Return the count of lines that hold the string "venies", with no other words.

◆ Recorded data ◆
============

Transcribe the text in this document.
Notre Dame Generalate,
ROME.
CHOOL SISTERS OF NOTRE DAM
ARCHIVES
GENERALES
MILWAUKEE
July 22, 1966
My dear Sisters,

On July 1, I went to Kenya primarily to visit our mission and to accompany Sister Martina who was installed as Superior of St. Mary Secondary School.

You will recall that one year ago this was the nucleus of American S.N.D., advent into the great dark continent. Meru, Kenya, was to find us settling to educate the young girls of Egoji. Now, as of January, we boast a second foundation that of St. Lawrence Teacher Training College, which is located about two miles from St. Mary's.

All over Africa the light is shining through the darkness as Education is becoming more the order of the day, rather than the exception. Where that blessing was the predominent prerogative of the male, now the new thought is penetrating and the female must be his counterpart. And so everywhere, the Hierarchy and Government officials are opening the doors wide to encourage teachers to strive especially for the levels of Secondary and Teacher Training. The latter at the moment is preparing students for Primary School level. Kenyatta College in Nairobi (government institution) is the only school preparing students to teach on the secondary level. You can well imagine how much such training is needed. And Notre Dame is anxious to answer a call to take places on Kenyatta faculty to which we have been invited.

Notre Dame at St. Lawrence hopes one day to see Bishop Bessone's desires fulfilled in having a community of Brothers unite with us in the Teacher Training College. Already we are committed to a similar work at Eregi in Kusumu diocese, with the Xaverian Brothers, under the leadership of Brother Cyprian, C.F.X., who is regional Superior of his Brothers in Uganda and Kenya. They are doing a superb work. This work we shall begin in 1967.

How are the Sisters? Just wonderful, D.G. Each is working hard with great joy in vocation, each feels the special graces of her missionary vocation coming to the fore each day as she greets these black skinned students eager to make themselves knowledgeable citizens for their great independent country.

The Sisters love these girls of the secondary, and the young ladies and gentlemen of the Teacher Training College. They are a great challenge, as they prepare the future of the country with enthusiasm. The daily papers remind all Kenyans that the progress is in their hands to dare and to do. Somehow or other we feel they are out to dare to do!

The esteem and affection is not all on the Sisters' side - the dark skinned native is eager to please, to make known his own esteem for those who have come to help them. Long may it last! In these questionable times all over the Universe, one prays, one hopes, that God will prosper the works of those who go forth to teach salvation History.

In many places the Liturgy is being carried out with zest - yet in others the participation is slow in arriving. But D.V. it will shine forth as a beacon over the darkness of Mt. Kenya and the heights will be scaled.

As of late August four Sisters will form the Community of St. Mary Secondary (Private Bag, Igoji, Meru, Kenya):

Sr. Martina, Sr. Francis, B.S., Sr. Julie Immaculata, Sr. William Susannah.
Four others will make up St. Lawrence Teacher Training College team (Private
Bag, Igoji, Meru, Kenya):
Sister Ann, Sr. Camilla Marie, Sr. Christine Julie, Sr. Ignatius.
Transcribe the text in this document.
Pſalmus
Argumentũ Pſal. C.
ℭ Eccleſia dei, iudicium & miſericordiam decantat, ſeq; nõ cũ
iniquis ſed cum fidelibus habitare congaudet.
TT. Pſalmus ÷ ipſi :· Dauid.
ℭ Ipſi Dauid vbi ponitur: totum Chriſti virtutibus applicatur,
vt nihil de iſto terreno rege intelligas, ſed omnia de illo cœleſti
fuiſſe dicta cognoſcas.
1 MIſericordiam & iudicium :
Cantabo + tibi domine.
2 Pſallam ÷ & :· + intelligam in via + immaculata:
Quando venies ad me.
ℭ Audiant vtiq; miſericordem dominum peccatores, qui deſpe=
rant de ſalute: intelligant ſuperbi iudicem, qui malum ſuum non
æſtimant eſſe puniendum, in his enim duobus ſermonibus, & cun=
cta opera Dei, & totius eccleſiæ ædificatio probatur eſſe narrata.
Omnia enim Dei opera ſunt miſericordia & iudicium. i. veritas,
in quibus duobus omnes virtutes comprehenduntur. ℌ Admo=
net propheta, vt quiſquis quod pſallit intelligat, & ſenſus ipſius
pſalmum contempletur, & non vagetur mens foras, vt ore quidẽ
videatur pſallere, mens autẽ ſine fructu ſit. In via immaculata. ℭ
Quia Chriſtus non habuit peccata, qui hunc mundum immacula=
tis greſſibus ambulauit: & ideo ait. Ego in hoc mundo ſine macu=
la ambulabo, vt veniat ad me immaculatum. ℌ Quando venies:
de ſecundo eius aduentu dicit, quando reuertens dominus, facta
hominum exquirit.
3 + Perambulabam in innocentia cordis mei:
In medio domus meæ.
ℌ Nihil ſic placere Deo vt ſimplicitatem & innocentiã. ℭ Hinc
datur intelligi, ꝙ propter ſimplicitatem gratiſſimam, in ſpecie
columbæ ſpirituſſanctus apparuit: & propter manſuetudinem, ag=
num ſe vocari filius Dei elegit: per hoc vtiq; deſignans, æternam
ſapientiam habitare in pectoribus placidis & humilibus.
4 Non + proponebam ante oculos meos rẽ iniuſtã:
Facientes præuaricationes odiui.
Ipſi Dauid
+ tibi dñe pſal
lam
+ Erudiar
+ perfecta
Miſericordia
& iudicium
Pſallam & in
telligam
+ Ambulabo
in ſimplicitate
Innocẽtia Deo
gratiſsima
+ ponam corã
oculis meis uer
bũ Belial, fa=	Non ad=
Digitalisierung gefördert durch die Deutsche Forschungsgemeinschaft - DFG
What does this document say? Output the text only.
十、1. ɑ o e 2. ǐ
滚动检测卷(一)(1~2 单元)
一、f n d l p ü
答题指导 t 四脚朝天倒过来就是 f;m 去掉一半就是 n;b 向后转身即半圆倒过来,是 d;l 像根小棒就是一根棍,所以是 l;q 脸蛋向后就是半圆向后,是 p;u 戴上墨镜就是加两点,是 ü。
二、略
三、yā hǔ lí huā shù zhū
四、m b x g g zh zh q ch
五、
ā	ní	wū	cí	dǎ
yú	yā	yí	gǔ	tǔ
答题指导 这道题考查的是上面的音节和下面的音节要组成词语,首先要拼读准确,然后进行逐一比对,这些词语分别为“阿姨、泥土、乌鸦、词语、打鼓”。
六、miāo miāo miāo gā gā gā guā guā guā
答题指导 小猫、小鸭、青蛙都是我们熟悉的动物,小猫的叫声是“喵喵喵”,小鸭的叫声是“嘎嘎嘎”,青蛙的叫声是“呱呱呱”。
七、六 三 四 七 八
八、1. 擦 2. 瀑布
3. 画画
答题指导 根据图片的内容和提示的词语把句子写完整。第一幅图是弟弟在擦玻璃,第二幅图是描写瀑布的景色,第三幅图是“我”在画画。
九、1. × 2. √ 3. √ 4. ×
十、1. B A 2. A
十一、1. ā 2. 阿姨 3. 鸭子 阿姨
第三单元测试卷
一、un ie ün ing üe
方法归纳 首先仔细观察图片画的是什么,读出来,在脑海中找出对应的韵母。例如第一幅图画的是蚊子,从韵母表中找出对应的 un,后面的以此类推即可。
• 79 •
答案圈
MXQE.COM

============

◆ Answer to the exercise ◆
2